>> begin

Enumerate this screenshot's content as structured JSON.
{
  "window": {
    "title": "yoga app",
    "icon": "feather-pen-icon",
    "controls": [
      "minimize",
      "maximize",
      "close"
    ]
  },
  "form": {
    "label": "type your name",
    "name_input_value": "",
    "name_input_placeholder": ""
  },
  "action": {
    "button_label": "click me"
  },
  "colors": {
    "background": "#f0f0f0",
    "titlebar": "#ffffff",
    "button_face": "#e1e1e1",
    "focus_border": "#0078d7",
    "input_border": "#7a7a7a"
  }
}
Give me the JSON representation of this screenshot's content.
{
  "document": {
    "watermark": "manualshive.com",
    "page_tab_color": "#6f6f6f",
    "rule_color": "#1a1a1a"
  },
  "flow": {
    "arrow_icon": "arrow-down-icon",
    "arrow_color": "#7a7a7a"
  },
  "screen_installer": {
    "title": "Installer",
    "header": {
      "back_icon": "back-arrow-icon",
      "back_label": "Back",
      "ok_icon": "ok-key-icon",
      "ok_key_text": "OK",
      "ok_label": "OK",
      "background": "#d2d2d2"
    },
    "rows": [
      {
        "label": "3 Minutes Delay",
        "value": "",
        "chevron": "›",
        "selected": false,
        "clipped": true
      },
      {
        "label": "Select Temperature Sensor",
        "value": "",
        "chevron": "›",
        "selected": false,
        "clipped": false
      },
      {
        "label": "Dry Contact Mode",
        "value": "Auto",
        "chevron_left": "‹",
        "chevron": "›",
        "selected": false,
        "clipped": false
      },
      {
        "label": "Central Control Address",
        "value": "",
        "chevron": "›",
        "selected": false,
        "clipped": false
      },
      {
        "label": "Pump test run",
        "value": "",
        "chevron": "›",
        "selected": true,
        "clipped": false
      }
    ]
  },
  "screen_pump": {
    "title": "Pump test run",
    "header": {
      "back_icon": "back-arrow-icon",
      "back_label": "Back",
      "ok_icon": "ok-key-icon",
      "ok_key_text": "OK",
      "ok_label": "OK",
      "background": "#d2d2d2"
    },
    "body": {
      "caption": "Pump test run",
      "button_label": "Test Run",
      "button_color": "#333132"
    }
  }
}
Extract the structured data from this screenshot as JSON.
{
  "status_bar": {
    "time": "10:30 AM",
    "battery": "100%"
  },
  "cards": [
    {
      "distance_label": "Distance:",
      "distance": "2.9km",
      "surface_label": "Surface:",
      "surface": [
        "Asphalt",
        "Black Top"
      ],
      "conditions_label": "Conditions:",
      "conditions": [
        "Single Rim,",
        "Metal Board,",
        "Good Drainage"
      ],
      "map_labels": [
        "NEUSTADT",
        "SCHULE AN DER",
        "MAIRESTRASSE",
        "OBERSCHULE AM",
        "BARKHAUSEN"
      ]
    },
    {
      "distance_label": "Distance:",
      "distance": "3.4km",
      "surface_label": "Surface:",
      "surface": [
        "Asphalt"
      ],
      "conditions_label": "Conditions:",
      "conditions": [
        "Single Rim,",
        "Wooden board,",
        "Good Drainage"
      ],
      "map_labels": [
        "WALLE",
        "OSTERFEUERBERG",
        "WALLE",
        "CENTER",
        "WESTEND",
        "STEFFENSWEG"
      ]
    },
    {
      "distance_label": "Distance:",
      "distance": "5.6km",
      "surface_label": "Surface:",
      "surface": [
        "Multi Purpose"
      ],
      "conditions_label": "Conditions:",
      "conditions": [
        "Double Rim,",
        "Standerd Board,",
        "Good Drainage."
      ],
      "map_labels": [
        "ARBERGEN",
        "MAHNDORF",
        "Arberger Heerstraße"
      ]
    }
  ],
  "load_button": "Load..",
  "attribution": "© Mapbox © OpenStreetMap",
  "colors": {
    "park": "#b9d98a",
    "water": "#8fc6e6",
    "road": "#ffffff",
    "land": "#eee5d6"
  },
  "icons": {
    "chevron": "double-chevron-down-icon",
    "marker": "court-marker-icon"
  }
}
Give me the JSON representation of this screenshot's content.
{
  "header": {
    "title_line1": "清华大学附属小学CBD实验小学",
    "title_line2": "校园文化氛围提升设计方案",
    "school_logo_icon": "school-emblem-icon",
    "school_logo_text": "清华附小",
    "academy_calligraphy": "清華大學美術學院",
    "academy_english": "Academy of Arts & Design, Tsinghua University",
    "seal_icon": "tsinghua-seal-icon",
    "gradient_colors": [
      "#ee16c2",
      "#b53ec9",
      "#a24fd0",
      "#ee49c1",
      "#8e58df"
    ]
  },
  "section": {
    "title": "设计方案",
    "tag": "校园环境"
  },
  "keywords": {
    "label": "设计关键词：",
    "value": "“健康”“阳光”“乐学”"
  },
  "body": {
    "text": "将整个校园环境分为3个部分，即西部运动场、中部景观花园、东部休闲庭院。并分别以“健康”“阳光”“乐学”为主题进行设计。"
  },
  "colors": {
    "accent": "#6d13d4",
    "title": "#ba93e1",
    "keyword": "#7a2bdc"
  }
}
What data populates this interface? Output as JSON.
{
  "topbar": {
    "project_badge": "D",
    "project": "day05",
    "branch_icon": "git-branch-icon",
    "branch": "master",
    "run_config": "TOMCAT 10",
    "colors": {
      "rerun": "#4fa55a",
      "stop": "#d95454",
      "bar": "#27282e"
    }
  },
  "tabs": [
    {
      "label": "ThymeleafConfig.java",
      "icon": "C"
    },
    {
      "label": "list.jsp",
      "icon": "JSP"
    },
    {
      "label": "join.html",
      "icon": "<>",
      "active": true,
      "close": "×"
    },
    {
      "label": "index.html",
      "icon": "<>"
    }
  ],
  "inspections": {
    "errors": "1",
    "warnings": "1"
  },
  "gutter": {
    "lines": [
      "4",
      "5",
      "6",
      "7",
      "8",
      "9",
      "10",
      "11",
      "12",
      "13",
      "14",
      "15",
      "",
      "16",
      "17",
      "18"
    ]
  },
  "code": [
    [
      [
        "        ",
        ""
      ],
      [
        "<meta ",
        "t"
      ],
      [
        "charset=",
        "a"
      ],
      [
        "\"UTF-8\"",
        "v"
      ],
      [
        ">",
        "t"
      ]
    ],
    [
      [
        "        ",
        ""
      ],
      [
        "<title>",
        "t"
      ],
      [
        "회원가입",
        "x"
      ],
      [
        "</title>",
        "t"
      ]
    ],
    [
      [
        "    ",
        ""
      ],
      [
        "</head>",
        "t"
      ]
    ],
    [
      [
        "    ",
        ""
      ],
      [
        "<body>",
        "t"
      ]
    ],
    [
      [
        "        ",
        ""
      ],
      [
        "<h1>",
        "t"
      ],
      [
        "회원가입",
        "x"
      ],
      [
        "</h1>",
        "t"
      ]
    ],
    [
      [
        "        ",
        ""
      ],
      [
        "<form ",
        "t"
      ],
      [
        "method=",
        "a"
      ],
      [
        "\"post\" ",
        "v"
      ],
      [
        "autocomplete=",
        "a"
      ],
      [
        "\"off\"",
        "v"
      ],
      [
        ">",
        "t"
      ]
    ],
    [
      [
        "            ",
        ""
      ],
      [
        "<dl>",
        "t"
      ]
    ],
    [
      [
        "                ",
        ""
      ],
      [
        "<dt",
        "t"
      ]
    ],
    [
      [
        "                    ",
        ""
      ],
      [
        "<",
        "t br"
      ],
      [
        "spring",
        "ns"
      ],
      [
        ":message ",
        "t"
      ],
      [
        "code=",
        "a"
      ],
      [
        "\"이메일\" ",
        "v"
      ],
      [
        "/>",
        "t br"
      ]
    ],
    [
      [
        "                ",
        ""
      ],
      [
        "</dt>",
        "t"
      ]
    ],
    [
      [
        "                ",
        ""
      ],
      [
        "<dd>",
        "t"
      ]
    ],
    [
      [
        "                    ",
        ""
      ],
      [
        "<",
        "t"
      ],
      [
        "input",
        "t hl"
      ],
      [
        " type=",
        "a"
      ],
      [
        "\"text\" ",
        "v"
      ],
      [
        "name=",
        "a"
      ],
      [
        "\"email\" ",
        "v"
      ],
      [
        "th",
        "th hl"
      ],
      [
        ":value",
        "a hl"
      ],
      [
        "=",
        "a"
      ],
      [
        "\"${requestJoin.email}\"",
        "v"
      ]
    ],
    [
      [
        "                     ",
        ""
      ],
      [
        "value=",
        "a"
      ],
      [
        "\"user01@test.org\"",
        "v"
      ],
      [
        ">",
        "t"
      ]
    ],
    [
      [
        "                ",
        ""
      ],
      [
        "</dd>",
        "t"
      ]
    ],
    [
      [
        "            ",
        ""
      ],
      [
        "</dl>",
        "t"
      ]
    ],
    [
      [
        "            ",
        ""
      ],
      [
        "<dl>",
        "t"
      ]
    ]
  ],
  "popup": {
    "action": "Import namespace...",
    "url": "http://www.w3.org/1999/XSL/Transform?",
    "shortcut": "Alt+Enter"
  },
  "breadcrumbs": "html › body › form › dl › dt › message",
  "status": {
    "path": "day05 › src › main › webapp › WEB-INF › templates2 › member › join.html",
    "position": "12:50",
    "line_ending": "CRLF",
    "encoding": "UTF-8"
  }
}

>> end

- _WHAT TO WORK ON_: Go through the entries and return each line where the word "true" appears.

- _EXPECTED OUTPUT_:
        "clipped": true
        "selected": true,
      "active": true,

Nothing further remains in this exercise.